Directions = All records are to be retyped faithfully and completely.

Dataset rows =

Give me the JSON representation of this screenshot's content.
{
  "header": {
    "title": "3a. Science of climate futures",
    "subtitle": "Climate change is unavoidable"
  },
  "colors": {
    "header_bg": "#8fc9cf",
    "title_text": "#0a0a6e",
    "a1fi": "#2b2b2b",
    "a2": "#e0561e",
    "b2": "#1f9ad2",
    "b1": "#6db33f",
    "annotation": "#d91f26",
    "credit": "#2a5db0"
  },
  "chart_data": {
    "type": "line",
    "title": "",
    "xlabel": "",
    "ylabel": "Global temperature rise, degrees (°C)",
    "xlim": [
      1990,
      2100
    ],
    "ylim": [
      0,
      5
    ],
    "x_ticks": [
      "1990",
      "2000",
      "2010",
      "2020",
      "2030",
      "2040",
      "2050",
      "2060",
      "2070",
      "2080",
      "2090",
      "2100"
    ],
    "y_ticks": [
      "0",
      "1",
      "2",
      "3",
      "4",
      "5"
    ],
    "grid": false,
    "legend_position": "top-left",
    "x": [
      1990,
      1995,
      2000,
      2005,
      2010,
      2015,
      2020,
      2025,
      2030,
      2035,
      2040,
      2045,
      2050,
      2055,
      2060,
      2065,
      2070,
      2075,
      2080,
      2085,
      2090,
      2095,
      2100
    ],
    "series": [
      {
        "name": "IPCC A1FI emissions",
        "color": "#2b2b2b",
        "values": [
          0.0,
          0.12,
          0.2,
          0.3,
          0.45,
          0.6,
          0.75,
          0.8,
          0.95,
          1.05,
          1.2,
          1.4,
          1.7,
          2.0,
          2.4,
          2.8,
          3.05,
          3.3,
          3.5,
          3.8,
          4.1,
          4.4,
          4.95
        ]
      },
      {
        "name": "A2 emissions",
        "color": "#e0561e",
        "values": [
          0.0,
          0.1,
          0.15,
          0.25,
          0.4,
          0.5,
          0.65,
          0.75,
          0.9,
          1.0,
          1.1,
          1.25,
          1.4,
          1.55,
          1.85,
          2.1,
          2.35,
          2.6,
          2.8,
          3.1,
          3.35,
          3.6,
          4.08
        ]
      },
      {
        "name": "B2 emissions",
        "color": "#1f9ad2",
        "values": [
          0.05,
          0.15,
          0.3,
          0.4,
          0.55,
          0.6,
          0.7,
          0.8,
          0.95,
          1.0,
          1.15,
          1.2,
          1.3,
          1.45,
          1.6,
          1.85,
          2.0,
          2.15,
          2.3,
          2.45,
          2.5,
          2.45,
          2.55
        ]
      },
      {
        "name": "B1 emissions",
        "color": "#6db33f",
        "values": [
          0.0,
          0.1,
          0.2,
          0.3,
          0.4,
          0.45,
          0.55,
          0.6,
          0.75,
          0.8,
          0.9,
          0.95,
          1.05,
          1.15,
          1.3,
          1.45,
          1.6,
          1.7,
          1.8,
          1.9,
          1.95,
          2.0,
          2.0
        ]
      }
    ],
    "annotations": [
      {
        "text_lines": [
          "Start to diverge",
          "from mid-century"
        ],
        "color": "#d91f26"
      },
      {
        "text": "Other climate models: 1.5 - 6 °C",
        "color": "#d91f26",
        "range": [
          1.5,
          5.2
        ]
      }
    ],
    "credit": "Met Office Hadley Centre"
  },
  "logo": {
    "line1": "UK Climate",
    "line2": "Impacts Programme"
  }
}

Expected answer =
Give me the JSON representation of this screenshot's content.
{
  "header": {
    "title": "3a. Science of climate futures",
    "subtitle": "Climate change is unavoidable"
  },
  "colors": {
    "header_bg": "#8fc9cf",
    "title_text": "#0a0a6e",
    "a1fi": "#2b2b2b",
    "a2": "#e0561e",
    "b2": "#1f9ad2",
    "b1": "#6db33f",
    "annotation": "#d91f26",
    "credit": "#2a5db0"
  },
  "chart_data": {
    "type": "line",
    "title": "",
    "xlabel": "",
    "ylabel": "Global temperature rise, degrees (°C)",
    "xlim": [
      1990,
      2100
    ],
    "ylim": [
      0,
      5
    ],
    "x_ticks": [
      "1990",
      "2000",
      "2010",
      "2020",
      "2030",
      "2040",
      "2050",
      "2060",
      "2070",
      "2080",
      "2090",
      "2100"
    ],
    "y_ticks": [
      "0",
      "1",
      "2",
      "3",
      "4",
      "5"
    ],
    "grid": false,
    "legend_position": "top-left",
    "x": [
      1990,
      1995,
      2000,
      2005,
      2010,
      2015,
      2020,
      2025,
      2030,
      2035,
      2040,
      2045,
      2050,
      2055,
      2060,
      2065,
      2070,
      2075,
      2080,
      2085,
      2090,
      2095,
      2100
    ],
    "series": [
      {
        "name": "IPCC A1FI emissions",
        "color": "#2b2b2b",
        "values": [
          0.0,
          0.12,
          0.2,
          0.3,
          0.45,
          0.6,
          0.75,
          0.8,
          0.95,
          1.05,
          1.2,
          1.4,
          1.7,
          2.0,
          2.4,
          2.8,
          3.05,
          3.3,
          3.5,
          3.8,
          4.1,
          4.4,
          4.95
        ]
      },
      {
        "name": "A2 emissions",
        "color": "#e0561e",
        "values": [
          0.0,
          0.1,
          0.15,
          0.25,
          0.4,
          0.5,
          0.65,
          0.75,
          0.9,
          1.0,
          1.1,
          1.25,
          1.4,
          1.55,
          1.85,
          2.1,
          2.35,
          2.6,
          2.8,
          3.1,
          3.35,
          3.6,
          4.08
        ]
      },
      {
        "name": "B2 emissions",
        "color": "#1f9ad2",
        "values": [
          0.05,
          0.15,
          0.3,
          0.4,
          0.55,
          0.6,
          0.7,
          0.8,
          0.95,
          1.0,
          1.15,
          1.2,
          1.3,
          1.45,
          1.6,
          1.85,
          2.0,
          2.15,
          2.3,
          2.45,
          2.5,
          2.45,
          2.55
        ]
      },
      {
        "name": "B1 emissions",
        "color": "#6db33f",
        "values": [
          0.0,
          0.1,
          0.2,
          0.3,
          0.4,
          0.45,
          0.55,
          0.6,
          0.75,
          0.8,
          0.9,
          0.95,
          1.05,
          1.15,
          1.3,
          1.45,
          1.6,
          1.7,
          1.8,
          1.9,
          1.95,
          2.0,
          2.0
        ]
      }
    ],
    "annotations": [
      {
        "text_lines": [
          "Start to diverge",
          "from mid-century"
        ],
        "color": "#d91f26"
      },
      {
        "text": "Other climate models: 1.5 - 6 °C",
        "color": "#d91f26",
        "range": [
          1.5,
          5.2
        ]
      }
    ],
    "credit": "Met Office Hadley Centre"
  },
  "logo": {
    "line1": "UK Climate",
    "line2": "Impacts Programme"
  }
}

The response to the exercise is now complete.